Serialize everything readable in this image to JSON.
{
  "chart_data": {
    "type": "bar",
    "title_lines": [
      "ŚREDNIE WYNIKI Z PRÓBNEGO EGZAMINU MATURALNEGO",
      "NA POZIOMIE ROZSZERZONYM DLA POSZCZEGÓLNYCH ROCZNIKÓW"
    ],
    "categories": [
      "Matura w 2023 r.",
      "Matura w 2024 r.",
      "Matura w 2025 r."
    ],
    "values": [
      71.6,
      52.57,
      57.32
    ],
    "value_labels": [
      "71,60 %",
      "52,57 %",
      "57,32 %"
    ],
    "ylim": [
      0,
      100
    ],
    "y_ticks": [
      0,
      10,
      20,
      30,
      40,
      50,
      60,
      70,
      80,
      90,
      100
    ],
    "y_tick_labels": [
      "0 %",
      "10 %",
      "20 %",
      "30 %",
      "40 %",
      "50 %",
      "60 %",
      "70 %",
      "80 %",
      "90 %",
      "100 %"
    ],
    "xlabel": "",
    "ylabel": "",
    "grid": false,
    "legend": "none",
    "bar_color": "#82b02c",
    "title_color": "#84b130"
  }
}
##########
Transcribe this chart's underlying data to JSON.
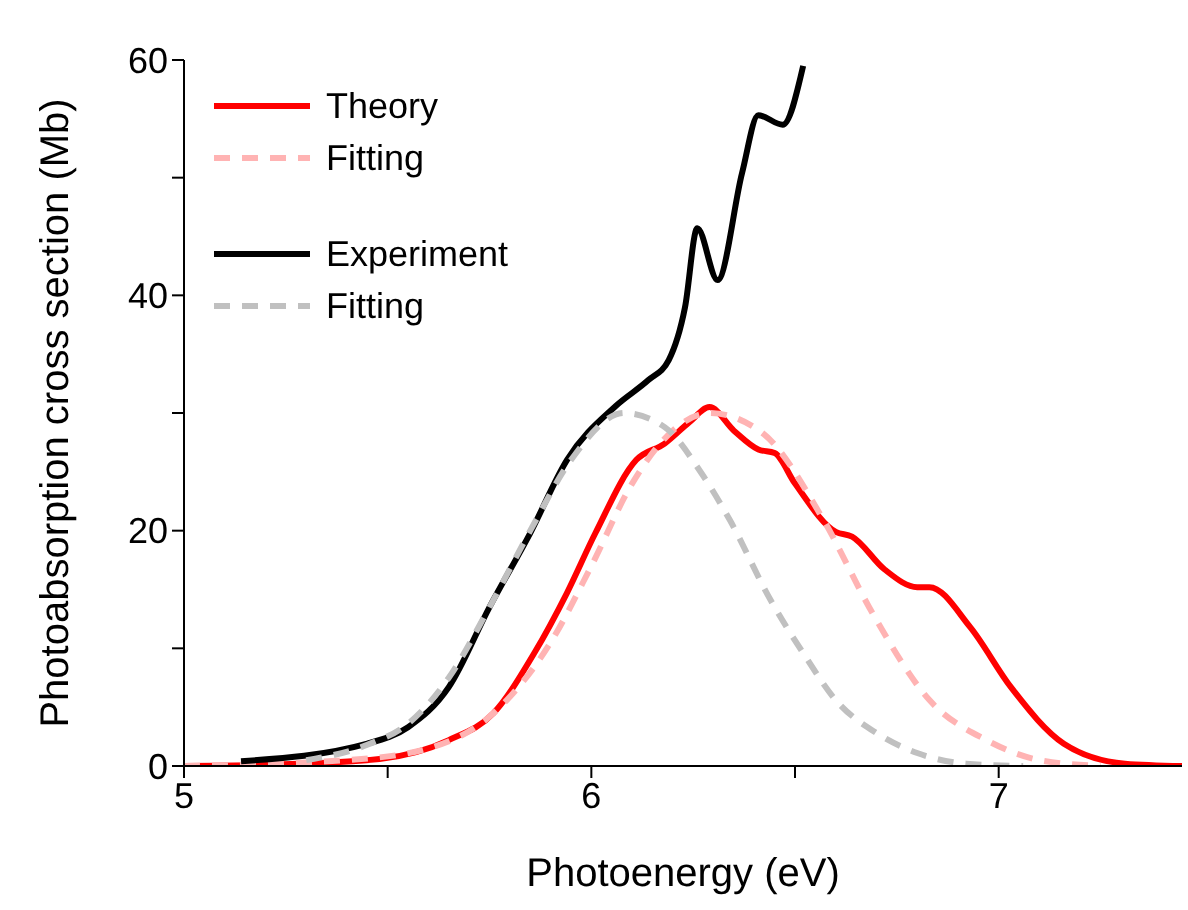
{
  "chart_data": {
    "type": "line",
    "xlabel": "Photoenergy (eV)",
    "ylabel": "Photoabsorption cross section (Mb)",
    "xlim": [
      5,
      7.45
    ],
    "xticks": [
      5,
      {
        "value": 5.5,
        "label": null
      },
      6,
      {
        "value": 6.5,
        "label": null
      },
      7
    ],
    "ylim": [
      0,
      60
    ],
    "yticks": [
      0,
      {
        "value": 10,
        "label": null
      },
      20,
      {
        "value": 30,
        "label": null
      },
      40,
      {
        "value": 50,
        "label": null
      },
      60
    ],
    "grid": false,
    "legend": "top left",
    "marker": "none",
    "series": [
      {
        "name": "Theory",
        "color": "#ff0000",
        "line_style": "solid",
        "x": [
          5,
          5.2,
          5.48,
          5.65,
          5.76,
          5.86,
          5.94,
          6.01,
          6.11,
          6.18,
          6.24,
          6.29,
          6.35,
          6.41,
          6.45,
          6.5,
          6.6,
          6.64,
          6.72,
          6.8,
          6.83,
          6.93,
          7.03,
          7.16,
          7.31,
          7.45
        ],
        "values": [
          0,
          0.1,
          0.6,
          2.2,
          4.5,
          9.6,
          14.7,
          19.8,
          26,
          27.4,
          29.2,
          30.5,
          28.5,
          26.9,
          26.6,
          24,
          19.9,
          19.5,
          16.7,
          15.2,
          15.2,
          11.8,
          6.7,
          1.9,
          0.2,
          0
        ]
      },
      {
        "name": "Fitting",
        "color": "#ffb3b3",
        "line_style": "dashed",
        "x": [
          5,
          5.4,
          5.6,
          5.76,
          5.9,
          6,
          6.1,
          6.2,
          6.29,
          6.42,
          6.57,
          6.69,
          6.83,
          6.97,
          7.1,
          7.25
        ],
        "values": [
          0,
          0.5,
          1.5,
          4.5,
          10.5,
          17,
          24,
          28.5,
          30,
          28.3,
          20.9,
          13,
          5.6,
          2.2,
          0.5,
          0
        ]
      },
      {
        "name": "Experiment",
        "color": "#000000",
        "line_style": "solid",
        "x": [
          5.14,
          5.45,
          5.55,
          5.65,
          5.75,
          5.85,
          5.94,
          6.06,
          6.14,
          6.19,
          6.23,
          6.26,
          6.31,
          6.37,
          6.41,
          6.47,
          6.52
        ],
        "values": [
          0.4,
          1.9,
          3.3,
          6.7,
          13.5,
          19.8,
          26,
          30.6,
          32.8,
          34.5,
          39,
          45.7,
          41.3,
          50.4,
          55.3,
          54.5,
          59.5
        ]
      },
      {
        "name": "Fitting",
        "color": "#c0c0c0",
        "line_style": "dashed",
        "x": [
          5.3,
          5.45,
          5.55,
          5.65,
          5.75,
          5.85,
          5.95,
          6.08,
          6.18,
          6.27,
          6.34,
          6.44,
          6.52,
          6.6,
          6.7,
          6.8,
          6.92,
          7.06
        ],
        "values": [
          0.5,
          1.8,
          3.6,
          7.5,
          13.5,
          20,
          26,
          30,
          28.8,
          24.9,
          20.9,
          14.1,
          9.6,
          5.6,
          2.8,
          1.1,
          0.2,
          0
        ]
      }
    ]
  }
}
##########
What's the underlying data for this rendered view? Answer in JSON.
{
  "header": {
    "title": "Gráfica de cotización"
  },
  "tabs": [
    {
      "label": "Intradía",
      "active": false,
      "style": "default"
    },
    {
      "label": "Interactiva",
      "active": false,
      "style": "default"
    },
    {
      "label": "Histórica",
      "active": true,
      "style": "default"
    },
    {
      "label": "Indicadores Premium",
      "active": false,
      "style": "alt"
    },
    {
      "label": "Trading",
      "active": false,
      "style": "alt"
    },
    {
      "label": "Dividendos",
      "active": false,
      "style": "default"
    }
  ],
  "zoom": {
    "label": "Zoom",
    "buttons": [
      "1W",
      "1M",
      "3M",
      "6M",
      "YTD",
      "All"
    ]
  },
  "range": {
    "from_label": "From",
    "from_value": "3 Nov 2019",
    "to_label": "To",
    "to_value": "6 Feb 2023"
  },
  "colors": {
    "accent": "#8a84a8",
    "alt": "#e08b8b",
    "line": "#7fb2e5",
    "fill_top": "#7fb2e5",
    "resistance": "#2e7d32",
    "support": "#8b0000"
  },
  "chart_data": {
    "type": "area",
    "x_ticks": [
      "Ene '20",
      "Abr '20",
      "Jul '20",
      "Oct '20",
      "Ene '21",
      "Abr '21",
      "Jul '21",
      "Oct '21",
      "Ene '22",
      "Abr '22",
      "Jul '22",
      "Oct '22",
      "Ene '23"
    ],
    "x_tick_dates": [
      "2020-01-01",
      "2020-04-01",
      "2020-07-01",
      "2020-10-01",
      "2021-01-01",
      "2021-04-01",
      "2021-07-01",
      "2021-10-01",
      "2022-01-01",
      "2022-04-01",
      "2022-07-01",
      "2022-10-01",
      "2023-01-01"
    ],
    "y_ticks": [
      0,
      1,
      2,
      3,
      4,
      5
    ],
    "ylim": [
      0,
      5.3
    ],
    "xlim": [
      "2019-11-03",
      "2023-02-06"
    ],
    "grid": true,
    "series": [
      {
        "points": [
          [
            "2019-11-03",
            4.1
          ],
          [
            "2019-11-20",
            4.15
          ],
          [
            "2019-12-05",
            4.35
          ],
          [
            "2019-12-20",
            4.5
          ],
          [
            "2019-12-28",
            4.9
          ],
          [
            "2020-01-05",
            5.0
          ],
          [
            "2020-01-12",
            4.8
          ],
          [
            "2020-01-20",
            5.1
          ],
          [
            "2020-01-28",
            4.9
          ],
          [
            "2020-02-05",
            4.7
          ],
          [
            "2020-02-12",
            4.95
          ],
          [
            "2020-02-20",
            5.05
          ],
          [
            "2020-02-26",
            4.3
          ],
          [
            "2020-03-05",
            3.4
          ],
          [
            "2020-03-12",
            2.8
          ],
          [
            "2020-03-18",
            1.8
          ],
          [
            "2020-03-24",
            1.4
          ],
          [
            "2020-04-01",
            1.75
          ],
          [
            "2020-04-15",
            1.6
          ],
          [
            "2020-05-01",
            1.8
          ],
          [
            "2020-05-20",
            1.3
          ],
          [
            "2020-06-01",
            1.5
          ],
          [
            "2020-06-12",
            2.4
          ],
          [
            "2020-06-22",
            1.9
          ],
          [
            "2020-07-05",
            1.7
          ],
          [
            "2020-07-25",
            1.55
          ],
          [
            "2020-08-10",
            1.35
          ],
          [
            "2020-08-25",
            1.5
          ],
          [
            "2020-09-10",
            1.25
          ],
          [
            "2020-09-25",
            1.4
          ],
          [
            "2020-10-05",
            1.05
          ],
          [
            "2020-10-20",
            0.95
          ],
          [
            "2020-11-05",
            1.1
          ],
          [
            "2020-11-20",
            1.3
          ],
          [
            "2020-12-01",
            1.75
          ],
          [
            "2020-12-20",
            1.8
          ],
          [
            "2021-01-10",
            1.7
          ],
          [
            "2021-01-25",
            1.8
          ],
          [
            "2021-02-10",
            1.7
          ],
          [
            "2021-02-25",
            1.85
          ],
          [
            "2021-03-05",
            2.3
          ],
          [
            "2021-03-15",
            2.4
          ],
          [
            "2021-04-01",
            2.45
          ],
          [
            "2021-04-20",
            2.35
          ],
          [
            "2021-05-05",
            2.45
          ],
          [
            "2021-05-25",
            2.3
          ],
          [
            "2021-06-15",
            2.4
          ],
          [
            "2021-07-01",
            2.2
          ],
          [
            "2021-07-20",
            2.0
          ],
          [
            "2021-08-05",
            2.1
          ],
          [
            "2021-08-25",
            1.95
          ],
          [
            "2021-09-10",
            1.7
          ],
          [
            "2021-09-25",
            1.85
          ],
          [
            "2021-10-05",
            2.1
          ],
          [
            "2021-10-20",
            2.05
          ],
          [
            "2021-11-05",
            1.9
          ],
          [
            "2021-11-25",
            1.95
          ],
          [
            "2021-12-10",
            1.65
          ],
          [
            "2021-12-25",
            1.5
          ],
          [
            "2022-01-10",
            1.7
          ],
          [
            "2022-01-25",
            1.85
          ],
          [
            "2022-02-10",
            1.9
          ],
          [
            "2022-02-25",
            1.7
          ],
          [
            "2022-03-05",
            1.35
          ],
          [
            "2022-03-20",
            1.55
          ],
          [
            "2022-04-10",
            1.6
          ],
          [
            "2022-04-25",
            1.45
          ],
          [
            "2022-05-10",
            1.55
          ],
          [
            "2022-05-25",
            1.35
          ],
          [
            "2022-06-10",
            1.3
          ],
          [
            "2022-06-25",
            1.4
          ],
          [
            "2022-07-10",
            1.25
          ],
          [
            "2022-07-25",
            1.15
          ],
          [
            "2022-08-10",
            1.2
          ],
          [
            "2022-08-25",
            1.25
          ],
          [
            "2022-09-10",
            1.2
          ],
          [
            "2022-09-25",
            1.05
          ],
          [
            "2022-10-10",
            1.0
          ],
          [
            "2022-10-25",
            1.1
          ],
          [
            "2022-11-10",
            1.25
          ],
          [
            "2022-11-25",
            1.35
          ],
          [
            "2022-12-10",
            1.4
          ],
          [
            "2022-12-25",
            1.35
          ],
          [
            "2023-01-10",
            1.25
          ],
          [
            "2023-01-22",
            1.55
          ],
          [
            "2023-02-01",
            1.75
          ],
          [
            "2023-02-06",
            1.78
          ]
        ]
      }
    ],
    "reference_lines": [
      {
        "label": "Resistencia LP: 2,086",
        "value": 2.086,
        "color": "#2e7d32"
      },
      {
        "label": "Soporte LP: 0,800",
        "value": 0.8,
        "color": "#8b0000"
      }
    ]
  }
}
##########
- [Exercise objective]:
Using the records above, copy each line that contains "ylabel".

- [Solved exercise]:
    "ylabel": "",
    "ylabel": "Photoabsorption cross section (Mb)",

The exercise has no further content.